■ Exercise goal ■
Repeat each line of the material exactly.

══ Information provided ══

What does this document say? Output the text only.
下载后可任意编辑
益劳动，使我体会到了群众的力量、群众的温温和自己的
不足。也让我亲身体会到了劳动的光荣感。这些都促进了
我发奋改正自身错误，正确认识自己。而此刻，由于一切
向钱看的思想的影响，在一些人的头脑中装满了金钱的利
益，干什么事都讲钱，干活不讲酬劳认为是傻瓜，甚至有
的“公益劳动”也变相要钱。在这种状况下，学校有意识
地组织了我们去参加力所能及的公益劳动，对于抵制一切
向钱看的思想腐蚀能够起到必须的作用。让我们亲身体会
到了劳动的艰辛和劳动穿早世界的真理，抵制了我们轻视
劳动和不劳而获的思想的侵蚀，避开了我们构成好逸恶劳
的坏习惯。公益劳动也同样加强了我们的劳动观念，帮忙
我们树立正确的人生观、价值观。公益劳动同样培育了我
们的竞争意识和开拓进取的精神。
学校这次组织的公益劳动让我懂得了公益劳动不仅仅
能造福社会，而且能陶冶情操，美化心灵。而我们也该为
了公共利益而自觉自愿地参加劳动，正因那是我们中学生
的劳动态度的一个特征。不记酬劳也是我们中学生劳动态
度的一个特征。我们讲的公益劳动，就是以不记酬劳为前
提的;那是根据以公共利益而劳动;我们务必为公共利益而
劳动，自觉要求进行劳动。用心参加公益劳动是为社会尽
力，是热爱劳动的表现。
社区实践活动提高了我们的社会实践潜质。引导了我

═══

■ Full response ■
What does this document say? Output the text only.
下载后可任意编辑
益劳动，使我体会到了群众的力量、群众的温温和自己的
不足。也让我亲身体会到了劳动的光荣感。这些都促进了
我发奋改正自身错误，正确认识自己。而此刻，由于一切
向钱看的思想的影响，在一些人的头脑中装满了金钱的利
益，干什么事都讲钱，干活不讲酬劳认为是傻瓜，甚至有
的“公益劳动”也变相要钱。在这种状况下，学校有意识
地组织了我们去参加力所能及的公益劳动，对于抵制一切
向钱看的思想腐蚀能够起到必须的作用。让我们亲身体会
到了劳动的艰辛和劳动穿早世界的真理，抵制了我们轻视
劳动和不劳而获的思想的侵蚀，避开了我们构成好逸恶劳
的坏习惯。公益劳动也同样加强了我们的劳动观念，帮忙
我们树立正确的人生观、价值观。公益劳动同样培育了我
们的竞争意识和开拓进取的精神。
学校这次组织的公益劳动让我懂得了公益劳动不仅仅
能造福社会，而且能陶冶情操，美化心灵。而我们也该为
了公共利益而自觉自愿地参加劳动，正因那是我们中学生
的劳动态度的一个特征。不记酬劳也是我们中学生劳动态
度的一个特征。我们讲的公益劳动，就是以不记酬劳为前
提的;那是根据以公共利益而劳动;我们务必为公共利益而
劳动，自觉要求进行劳动。用心参加公益劳动是为社会尽
力，是热爱劳动的表现。
社区实践活动提高了我们的社会实践潜质。引导了我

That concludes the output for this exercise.